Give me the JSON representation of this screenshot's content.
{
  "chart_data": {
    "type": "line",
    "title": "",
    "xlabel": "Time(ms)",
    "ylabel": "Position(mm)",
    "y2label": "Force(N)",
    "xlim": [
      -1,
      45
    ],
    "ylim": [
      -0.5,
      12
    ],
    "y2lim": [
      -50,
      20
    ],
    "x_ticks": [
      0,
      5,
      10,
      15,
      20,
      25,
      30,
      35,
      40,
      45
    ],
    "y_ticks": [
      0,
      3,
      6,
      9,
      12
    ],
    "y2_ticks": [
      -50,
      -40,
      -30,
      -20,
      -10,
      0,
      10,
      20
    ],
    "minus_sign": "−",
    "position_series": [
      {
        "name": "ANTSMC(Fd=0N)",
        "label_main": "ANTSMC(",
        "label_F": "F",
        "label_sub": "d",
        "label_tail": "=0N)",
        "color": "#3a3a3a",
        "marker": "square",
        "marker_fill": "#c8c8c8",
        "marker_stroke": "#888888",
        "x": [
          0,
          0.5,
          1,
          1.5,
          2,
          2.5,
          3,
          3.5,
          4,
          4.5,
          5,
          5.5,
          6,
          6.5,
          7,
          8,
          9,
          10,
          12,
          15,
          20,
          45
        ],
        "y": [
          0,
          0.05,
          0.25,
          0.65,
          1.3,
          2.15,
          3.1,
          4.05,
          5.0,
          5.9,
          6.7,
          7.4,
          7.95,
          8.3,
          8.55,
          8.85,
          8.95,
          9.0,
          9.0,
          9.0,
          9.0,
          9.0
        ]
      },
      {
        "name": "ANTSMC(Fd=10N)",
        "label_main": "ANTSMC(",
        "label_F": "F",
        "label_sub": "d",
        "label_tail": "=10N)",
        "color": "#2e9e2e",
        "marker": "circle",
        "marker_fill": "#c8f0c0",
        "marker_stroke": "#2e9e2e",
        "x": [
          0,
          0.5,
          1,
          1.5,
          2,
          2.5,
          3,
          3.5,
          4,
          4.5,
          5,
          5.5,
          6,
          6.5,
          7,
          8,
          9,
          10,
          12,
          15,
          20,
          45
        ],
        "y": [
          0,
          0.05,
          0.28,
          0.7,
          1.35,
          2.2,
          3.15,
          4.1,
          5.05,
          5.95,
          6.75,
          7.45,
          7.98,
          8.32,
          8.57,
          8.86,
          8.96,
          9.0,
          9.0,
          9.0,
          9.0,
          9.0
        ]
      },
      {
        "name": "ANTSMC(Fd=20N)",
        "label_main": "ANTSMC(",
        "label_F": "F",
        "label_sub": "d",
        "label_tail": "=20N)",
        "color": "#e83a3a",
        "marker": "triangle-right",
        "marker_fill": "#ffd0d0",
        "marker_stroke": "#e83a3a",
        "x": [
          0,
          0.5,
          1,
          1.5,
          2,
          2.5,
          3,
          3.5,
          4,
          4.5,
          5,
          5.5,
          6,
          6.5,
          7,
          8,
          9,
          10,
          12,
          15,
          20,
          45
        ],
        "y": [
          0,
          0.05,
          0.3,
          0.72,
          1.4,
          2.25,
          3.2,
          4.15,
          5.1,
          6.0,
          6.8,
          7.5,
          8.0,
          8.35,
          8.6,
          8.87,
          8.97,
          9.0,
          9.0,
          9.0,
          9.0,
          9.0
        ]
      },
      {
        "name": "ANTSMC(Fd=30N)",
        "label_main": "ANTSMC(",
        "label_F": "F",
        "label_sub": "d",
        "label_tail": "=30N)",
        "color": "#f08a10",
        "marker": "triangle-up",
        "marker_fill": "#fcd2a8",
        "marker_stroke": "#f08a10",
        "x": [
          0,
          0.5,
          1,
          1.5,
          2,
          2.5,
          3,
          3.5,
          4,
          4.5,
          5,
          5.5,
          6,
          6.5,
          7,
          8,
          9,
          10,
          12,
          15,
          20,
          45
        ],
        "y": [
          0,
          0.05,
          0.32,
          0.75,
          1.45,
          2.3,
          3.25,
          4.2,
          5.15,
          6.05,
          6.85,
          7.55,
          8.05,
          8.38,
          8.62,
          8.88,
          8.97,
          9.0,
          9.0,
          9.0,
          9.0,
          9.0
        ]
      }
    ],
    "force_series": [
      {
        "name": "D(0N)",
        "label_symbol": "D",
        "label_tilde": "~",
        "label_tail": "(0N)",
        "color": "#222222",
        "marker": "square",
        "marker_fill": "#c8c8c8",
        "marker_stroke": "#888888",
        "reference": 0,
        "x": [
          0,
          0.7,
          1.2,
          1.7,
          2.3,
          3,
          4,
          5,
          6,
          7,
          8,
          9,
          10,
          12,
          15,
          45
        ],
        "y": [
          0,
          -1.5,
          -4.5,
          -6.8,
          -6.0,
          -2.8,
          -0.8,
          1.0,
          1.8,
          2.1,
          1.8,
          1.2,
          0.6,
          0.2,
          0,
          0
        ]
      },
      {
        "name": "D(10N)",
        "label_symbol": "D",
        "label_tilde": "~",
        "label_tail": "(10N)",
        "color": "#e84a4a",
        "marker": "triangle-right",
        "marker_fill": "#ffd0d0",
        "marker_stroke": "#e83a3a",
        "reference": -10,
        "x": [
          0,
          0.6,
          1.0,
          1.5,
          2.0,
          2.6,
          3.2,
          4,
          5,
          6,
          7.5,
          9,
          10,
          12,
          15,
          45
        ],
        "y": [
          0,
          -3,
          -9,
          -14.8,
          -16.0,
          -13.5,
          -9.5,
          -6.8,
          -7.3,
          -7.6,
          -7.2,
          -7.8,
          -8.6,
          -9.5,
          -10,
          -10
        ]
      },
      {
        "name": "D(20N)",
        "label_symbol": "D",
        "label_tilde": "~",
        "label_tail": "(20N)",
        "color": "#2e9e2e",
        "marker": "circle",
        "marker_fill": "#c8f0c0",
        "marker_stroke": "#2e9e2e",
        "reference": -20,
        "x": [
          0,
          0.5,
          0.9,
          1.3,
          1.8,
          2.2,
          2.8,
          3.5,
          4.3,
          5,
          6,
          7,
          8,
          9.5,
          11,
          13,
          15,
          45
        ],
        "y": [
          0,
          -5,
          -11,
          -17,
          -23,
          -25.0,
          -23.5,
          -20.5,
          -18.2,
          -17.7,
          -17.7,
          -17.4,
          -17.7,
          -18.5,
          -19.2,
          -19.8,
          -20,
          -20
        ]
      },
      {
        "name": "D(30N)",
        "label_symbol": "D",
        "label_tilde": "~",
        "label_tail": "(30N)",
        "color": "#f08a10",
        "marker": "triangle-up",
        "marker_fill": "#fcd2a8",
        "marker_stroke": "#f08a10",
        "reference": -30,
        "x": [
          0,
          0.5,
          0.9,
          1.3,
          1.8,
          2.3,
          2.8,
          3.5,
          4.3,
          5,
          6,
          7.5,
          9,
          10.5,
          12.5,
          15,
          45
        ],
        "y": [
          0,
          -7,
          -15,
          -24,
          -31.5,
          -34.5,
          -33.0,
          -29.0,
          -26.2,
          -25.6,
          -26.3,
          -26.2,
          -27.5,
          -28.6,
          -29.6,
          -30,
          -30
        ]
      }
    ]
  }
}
##########
= THE TASK =
Reproduce every line above without error.

= OUTPUT =
Give me the JSON representation of this screenshot's content.
{
  "chart_data": {
    "type": "line",
    "title": "",
    "xlabel": "Time(ms)",
    "ylabel": "Position(mm)",
    "y2label": "Force(N)",
    "xlim": [
      -1,
      45
    ],
    "ylim": [
      -0.5,
      12
    ],
    "y2lim": [
      -50,
      20
    ],
    "x_ticks": [
      0,
      5,
      10,
      15,
      20,
      25,
      30,
      35,
      40,
      45
    ],
    "y_ticks": [
      0,
      3,
      6,
      9,
      12
    ],
    "y2_ticks": [
      -50,
      -40,
      -30,
      -20,
      -10,
      0,
      10,
      20
    ],
    "minus_sign": "−",
    "position_series": [
      {
        "name": "ANTSMC(Fd=0N)",
        "label_main": "ANTSMC(",
        "label_F": "F",
        "label_sub": "d",
        "label_tail": "=0N)",
        "color": "#3a3a3a",
        "marker": "square",
        "marker_fill": "#c8c8c8",
        "marker_stroke": "#888888",
        "x": [
          0,
          0.5,
          1,
          1.5,
          2,
          2.5,
          3,
          3.5,
          4,
          4.5,
          5,
          5.5,
          6,
          6.5,
          7,
          8,
          9,
          10,
          12,
          15,
          20,
          45
        ],
        "y": [
          0,
          0.05,
          0.25,
          0.65,
          1.3,
          2.15,
          3.1,
          4.05,
          5.0,
          5.9,
          6.7,
          7.4,
          7.95,
          8.3,
          8.55,
          8.85,
          8.95,
          9.0,
          9.0,
          9.0,
          9.0,
          9.0
        ]
      },
      {
        "name": "ANTSMC(Fd=10N)",
        "label_main": "ANTSMC(",
        "label_F": "F",
        "label_sub": "d",
        "label_tail": "=10N)",
        "color": "#2e9e2e",
        "marker": "circle",
        "marker_fill": "#c8f0c0",
        "marker_stroke": "#2e9e2e",
        "x": [
          0,
          0.5,
          1,
          1.5,
          2,
          2.5,
          3,
          3.5,
          4,
          4.5,
          5,
          5.5,
          6,
          6.5,
          7,
          8,
          9,
          10,
          12,
          15,
          20,
          45
        ],
        "y": [
          0,
          0.05,
          0.28,
          0.7,
          1.35,
          2.2,
          3.15,
          4.1,
          5.05,
          5.95,
          6.75,
          7.45,
          7.98,
          8.32,
          8.57,
          8.86,
          8.96,
          9.0,
          9.0,
          9.0,
          9.0,
          9.0
        ]
      },
      {
        "name": "ANTSMC(Fd=20N)",
        "label_main": "ANTSMC(",
        "label_F": "F",
        "label_sub": "d",
        "label_tail": "=20N)",
        "color": "#e83a3a",
        "marker": "triangle-right",
        "marker_fill": "#ffd0d0",
        "marker_stroke": "#e83a3a",
        "x": [
          0,
          0.5,
          1,
          1.5,
          2,
          2.5,
          3,
          3.5,
          4,
          4.5,
          5,
          5.5,
          6,
          6.5,
          7,
          8,
          9,
          10,
          12,
          15,
          20,
          45
        ],
        "y": [
          0,
          0.05,
          0.3,
          0.72,
          1.4,
          2.25,
          3.2,
          4.15,
          5.1,
          6.0,
          6.8,
          7.5,
          8.0,
          8.35,
          8.6,
          8.87,
          8.97,
          9.0,
          9.0,
          9.0,
          9.0,
          9.0
        ]
      },
      {
        "name": "ANTSMC(Fd=30N)",
        "label_main": "ANTSMC(",
        "label_F": "F",
        "label_sub": "d",
        "label_tail": "=30N)",
        "color": "#f08a10",
        "marker": "triangle-up",
        "marker_fill": "#fcd2a8",
        "marker_stroke": "#f08a10",
        "x": [
          0,
          0.5,
          1,
          1.5,
          2,
          2.5,
          3,
          3.5,
          4,
          4.5,
          5,
          5.5,
          6,
          6.5,
          7,
          8,
          9,
          10,
          12,
          15,
          20,
          45
        ],
        "y": [
          0,
          0.05,
          0.32,
          0.75,
          1.45,
          2.3,
          3.25,
          4.2,
          5.15,
          6.05,
          6.85,
          7.55,
          8.05,
          8.38,
          8.62,
          8.88,
          8.97,
          9.0,
          9.0,
          9.0,
          9.0,
          9.0
        ]
      }
    ],
    "force_series": [
      {
        "name": "D(0N)",
        "label_symbol": "D",
        "label_tilde": "~",
        "label_tail": "(0N)",
        "color": "#222222",
        "marker": "square",
        "marker_fill": "#c8c8c8",
        "marker_stroke": "#888888",
        "reference": 0,
        "x": [
          0,
          0.7,
          1.2,
          1.7,
          2.3,
          3,
          4,
          5,
          6,
          7,
          8,
          9,
          10,
          12,
          15,
          45
        ],
        "y": [
          0,
          -1.5,
          -4.5,
          -6.8,
          -6.0,
          -2.8,
          -0.8,
          1.0,
          1.8,
          2.1,
          1.8,
          1.2,
          0.6,
          0.2,
          0,
          0
        ]
      },
      {
        "name": "D(10N)",
        "label_symbol": "D",
        "label_tilde": "~",
        "label_tail": "(10N)",
        "color": "#e84a4a",
        "marker": "triangle-right",
        "marker_fill": "#ffd0d0",
        "marker_stroke": "#e83a3a",
        "reference": -10,
        "x": [
          0,
          0.6,
          1.0,
          1.5,
          2.0,
          2.6,
          3.2,
          4,
          5,
          6,
          7.5,
          9,
          10,
          12,
          15,
          45
        ],
        "y": [
          0,
          -3,
          -9,
          -14.8,
          -16.0,
          -13.5,
          -9.5,
          -6.8,
          -7.3,
          -7.6,
          -7.2,
          -7.8,
          -8.6,
          -9.5,
          -10,
          -10
        ]
      },
      {
        "name": "D(20N)",
        "label_symbol": "D",
        "label_tilde": "~",
        "label_tail": "(20N)",
        "color": "#2e9e2e",
        "marker": "circle",
        "marker_fill": "#c8f0c0",
        "marker_stroke": "#2e9e2e",
        "reference": -20,
        "x": [
          0,
          0.5,
          0.9,
          1.3,
          1.8,
          2.2,
          2.8,
          3.5,
          4.3,
          5,
          6,
          7,
          8,
          9.5,
          11,
          13,
          15,
          45
        ],
        "y": [
          0,
          -5,
          -11,
          -17,
          -23,
          -25.0,
          -23.5,
          -20.5,
          -18.2,
          -17.7,
          -17.7,
          -17.4,
          -17.7,
          -18.5,
          -19.2,
          -19.8,
          -20,
          -20
        ]
      },
      {
        "name": "D(30N)",
        "label_symbol": "D",
        "label_tilde": "~",
        "label_tail": "(30N)",
        "color": "#f08a10",
        "marker": "triangle-up",
        "marker_fill": "#fcd2a8",
        "marker_stroke": "#f08a10",
        "reference": -30,
        "x": [
          0,
          0.5,
          0.9,
          1.3,
          1.8,
          2.3,
          2.8,
          3.5,
          4.3,
          5,
          6,
          7.5,
          9,
          10.5,
          12.5,
          15,
          45
        ],
        "y": [
          0,
          -7,
          -15,
          -24,
          -31.5,
          -34.5,
          -33.0,
          -29.0,
          -26.2,
          -25.6,
          -26.3,
          -26.2,
          -27.5,
          -28.6,
          -29.6,
          -30,
          -30
        ]
      }
    ]
  }
}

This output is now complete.